ページ:
————————

『相州戦神館學園 八命陣』第三話 感想・弐
“早く来い四四八......俺はおまえが羨ましい”
3話のエピローグは敵勢力のターン。
主人公たちの裏でそれぞれ暗躍する各勢力の動きと力関係がおもしろい。
場面はガラッと変わり、豪奢な館。
長い廊下を我が物顔で進軍するぼくらの神野。
それを遮るは、イケメン執事兼戦真館初代筆頭・幽雫宗冬。
正統派のイケメンを前にした非モテの反応は......
神「くらなくんはまぞ。おじょうさまのあしのうらをなめるのがすき」
「おまえはじぶんでちんぽをこすることもできないこしぬけ。きれいなのはみためだけで、なかみはくさったせいえきしかつまってない」
全部ひらがなってのが実に舐めくさってて嫌。
攻撃方法も蜘蛛やムカデ、芋虫と生理的に嫌悪感をもたらすものばかり。嫌がらせに特化しすぎてて......そりゃ水希から嫌われるわ。
そんな煽りに、顔色一つ変えることなく次々と捌いていく幽雫くん。その雄姿を神野も賞賛(なんだこいつ)。
武装解除し、手荒なマネはしないからお嬢様に会わせてと懇願。神野にしては珍しいほど恭しい態度。
......が、あしのうら大好き幽雫くんの返答は当然NO!
幽「使い魔風情が戯言を抜かすなよ」
「我が主に目通り願うと言うのなら、貴様ごときでは役者が足りん——ここに今すぐ、甘粕を連れて来い」
神「ふはっ——」
「駄目だよ、全然笑えんねえ。君らごときが集まって、あの人に何か言えるとでも思ってるのかい」

————————

リスト:
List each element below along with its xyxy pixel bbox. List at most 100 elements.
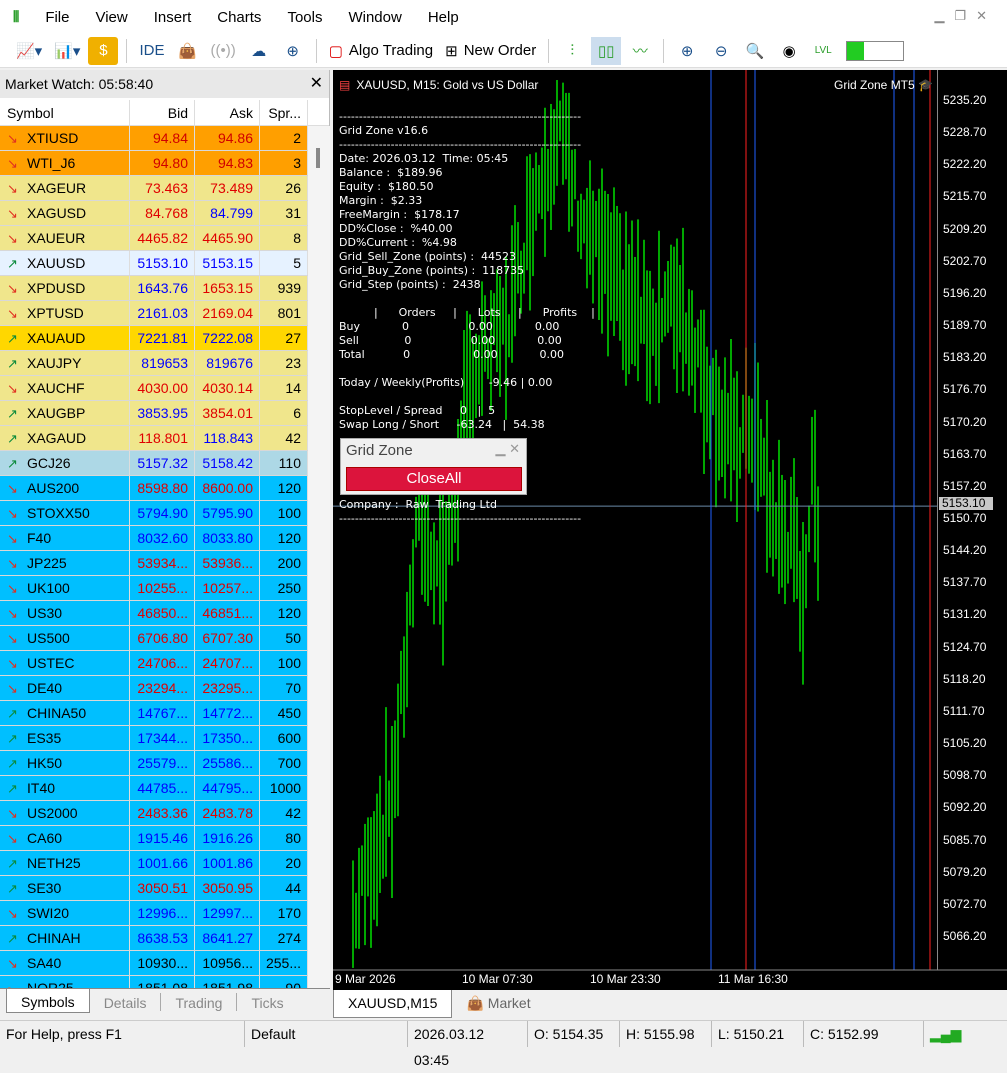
account-icon[interactable]: ◉ xyxy=(782,42,796,60)
overlay-line: Margin : $2.33 xyxy=(339,194,423,207)
spread: 100 xyxy=(260,651,308,675)
symbol-row[interactable]: ↘ XPDUSD 1643.76 1653.15 939 xyxy=(0,276,308,301)
ask: 7222.08 xyxy=(195,326,260,350)
col-ask[interactable]: Ask xyxy=(195,100,260,125)
ask: 3854.01 xyxy=(195,401,260,425)
indicators-icon[interactable]: 📊▾ xyxy=(54,42,81,60)
bid: 8638.53 xyxy=(130,926,195,950)
overlay-line: StopLevel / Spread 0 | 5 xyxy=(339,404,496,417)
symbol-row[interactable]: ↗ NETH25 1001.66 1001.86 20 xyxy=(0,851,308,876)
symbol-row[interactable]: ↗ SE30 3050.51 3050.95 44 xyxy=(0,876,308,901)
symbol-row[interactable]: ↘ STOXX50 5794.90 5795.90 100 xyxy=(0,501,308,526)
bar-chart-icon[interactable]: ⫶ xyxy=(570,42,575,59)
symbol-row[interactable]: ↘ AUS200 8598.80 8600.00 120 xyxy=(0,476,308,501)
market-watch-scrollbar[interactable] xyxy=(308,126,330,988)
symbol-row[interactable]: ↘ XAGEUR 73.463 73.489 26 xyxy=(0,176,308,201)
window-controls[interactable]: ▁❐✕ xyxy=(934,8,997,23)
tab-xauusd-m15[interactable]: XAUUSD,M15 xyxy=(333,990,453,1018)
lvl-icon[interactable]: LVL xyxy=(814,45,832,56)
zoom-out-icon[interactable]: ⊖ xyxy=(714,42,728,60)
symbol-row[interactable]: ↘ US2000 2483.36 2483.78 42 xyxy=(0,801,308,826)
symbol: XAGAUD xyxy=(27,429,87,446)
symbol-row[interactable]: ↗ CHINAH 8638.53 8641.27 274 xyxy=(0,926,308,951)
ide-button[interactable]: IDE xyxy=(139,42,165,59)
symbol-row[interactable]: ↗ CHINA50 14767... 14772... 450 xyxy=(0,701,308,726)
symbol-row[interactable]: ↘ XTIUSD 94.84 94.86 2 xyxy=(0,126,308,151)
symbol-row[interactable]: ↘ F40 8032.60 8033.80 120 xyxy=(0,526,308,551)
close-all-button[interactable]: CloseAll xyxy=(346,467,522,491)
tab-market[interactable]: 👜 Market xyxy=(466,995,531,1011)
panel-controls[interactable]: ▁ ✕ xyxy=(495,441,520,456)
symbol-row[interactable]: ↘ XAGUSD 84.768 84.799 31 xyxy=(0,201,308,226)
expert-advisor-label[interactable]: Grid Zone MT5 🎓 xyxy=(834,78,933,92)
symbol-row[interactable]: ↘ SA40 10930... 10956... 255... xyxy=(0,951,308,976)
symbol-row[interactable]: ↗ XAUAUD 7221.81 7222.08 27 xyxy=(0,326,308,351)
candlestick-icon[interactable]: ▯▯ xyxy=(591,36,622,65)
symbol-row[interactable]: ↘ UK100 10255... 10257... 250 xyxy=(0,576,308,601)
spread: 1000 xyxy=(260,776,308,800)
spread: 110 xyxy=(260,451,308,475)
vps-icon[interactable]: ⊕ xyxy=(286,42,299,60)
symbol-row[interactable]: ↘ DE40 23294... 23295... 70 xyxy=(0,676,308,701)
bid: 819653 xyxy=(130,351,195,375)
col-spread[interactable]: Spr... xyxy=(260,100,308,125)
symbol-row[interactable]: ↗ HK50 25579... 25586... 700 xyxy=(0,751,308,776)
zoom-in-icon[interactable]: ⊕ xyxy=(680,42,694,60)
ask: 10257... xyxy=(195,576,260,600)
tab-symbols[interactable]: Symbols xyxy=(6,989,90,1013)
col-symbol[interactable]: Symbol xyxy=(0,100,130,125)
symbol-row[interactable]: ↗ GCJ26 5157.32 5158.42 110 xyxy=(0,451,308,476)
symbol-row[interactable]: ↗ IT40 44785... 44795... 1000 xyxy=(0,776,308,801)
signal-icon[interactable]: ((•)) xyxy=(210,42,236,59)
symbol-row[interactable]: ↗ ES35 17344... 17350... 600 xyxy=(0,726,308,751)
bag-icon[interactable]: 👜 xyxy=(178,42,197,60)
symbol-row[interactable]: ↘ XAUCHF 4030.00 4030.14 14 xyxy=(0,376,308,401)
menu-help[interactable]: Help xyxy=(427,8,459,26)
chart-window[interactable]: ▤ XAUUSD, M15: Gold vs US Dollar Grid Zon… xyxy=(333,70,1007,990)
cloud-icon[interactable]: ☁ xyxy=(251,42,267,60)
symbol-row[interactable]: ↘ XAUEUR 4465.82 4465.90 8 xyxy=(0,226,308,251)
spread: 801 xyxy=(260,301,308,325)
symbol-row[interactable]: ↗ XAUUSD 5153.10 5153.15 5 xyxy=(0,251,308,276)
menu-charts[interactable]: Charts xyxy=(217,8,262,26)
menu-insert[interactable]: Insert xyxy=(153,8,192,26)
arrow-up-icon: ↗ xyxy=(7,705,18,721)
search-icon[interactable]: 🔍 xyxy=(745,42,765,60)
menu-view[interactable]: View xyxy=(95,8,128,26)
symbol: SWI20 xyxy=(27,904,70,921)
plus-icon: ⊞ xyxy=(445,42,458,60)
spread: 170 xyxy=(260,901,308,925)
symbol-row[interactable]: ↘ WTI_J6 94.80 94.83 3 xyxy=(0,151,308,176)
line-chart-icon[interactable]: 〰 xyxy=(632,43,648,60)
chart-type-icon[interactable]: 📈▾ xyxy=(16,42,43,60)
symbol-row[interactable]: ↘ US30 46850... 46851... 120 xyxy=(0,601,308,626)
bid: 4030.00 xyxy=(130,376,195,400)
bid: 8598.80 xyxy=(130,476,195,500)
symbol-row[interactable]: ↘ SWI20 12996... 12997... 170 xyxy=(0,901,308,926)
overlay-line: DD%Close : %40.00 xyxy=(339,222,453,235)
algo-trading-button[interactable]: ▢ Algo Trading xyxy=(328,42,434,60)
symbol-row[interactable]: ↘ CA60 1915.46 1916.26 80 xyxy=(0,826,308,851)
symbol-row[interactable]: ↘ US500 6706.80 6707.30 50 xyxy=(0,626,308,651)
new-order-button[interactable]: ⊞ New Order xyxy=(445,42,537,60)
menu-file[interactable]: File xyxy=(45,8,70,26)
symbol-row[interactable]: ↗ XAUJPY 819653 819676 23 xyxy=(0,351,308,376)
symbol-row[interactable]: ↘ XPTUSD 2161.03 2169.04 801 xyxy=(0,301,308,326)
tab-details[interactable]: Details xyxy=(90,993,162,1011)
bid: 10255... xyxy=(130,576,195,600)
tab-ticks[interactable]: Ticks xyxy=(251,995,284,1011)
market-icon[interactable]: $ xyxy=(88,36,119,65)
tab-trading[interactable]: Trading xyxy=(161,993,238,1011)
close-icon[interactable]: ✕ xyxy=(309,75,323,92)
symbol-row[interactable]: ↗ XAGAUD 118.801 118.843 42 xyxy=(0,426,308,451)
menu-window[interactable]: Window xyxy=(348,8,402,26)
menu-tools[interactable]: Tools xyxy=(287,8,323,26)
symbol-row[interactable]: ↘ USTEC 24706... 24707... 100 xyxy=(0,651,308,676)
scrollbar-thumb[interactable] xyxy=(316,148,320,168)
bid: 5153.10 xyxy=(130,251,195,275)
col-bid[interactable]: Bid xyxy=(130,100,195,125)
symbol: UK100 xyxy=(27,579,70,596)
symbol-row[interactable]: ↗ XAUGBP 3853.95 3854.01 6 xyxy=(0,401,308,426)
bid: 53934... xyxy=(130,551,195,575)
symbol-row[interactable]: ↘ JP225 53934... 53936... 200 xyxy=(0,551,308,576)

————————

やること: 上の『八命陣』第三話の感想ページを、最初から最後まで一字も変えずにそのまま返してください。

こたえ:
『相州戦神館學園 八命陣』第三話 感想・弐
“早く来い四四八......俺はおまえが羨ましい”
3話のエピローグは敵勢力のターン。
主人公たちの裏でそれぞれ暗躍する各勢力の動きと力関係がおもしろい。
場面はガラッと変わり、豪奢な館。
長い廊下を我が物顔で進軍するぼくらの神野。
それを遮るは、イケメン執事兼戦真館初代筆頭・幽雫宗冬。
正統派のイケメンを前にした非モテの反応は......
神「くらなくんはまぞ。おじょうさまのあしのうらをなめるのがすき」
「おまえはじぶんでちんぽをこすることもできないこしぬけ。きれいなのはみためだけで、なかみはくさったせいえきしかつまってない」
全部ひらがなってのが実に舐めくさってて嫌。
攻撃方法も蜘蛛やムカデ、芋虫と生理的に嫌悪感をもたらすものばかり。嫌がらせに特化しすぎてて......そりゃ水希から嫌われるわ。
そんな煽りに、顔色一つ変えることなく次々と捌いていく幽雫くん。その雄姿を神野も賞賛(なんだこいつ)。
武装解除し、手荒なマネはしないからお嬢様に会わせてと懇願。神野にしては珍しいほど恭しい態度。
......が、あしのうら大好き幽雫くんの返答は当然NO!
幽「使い魔風情が戯言を抜かすなよ」
「我が主に目通り願うと言うのなら、貴様ごときでは役者が足りん——ここに今すぐ、甘粕を連れて来い」
神「ふはっ——」
「駄目だよ、全然笑えんねえ。君らごときが集まって、あの人に何か言えるとでも思ってるのかい」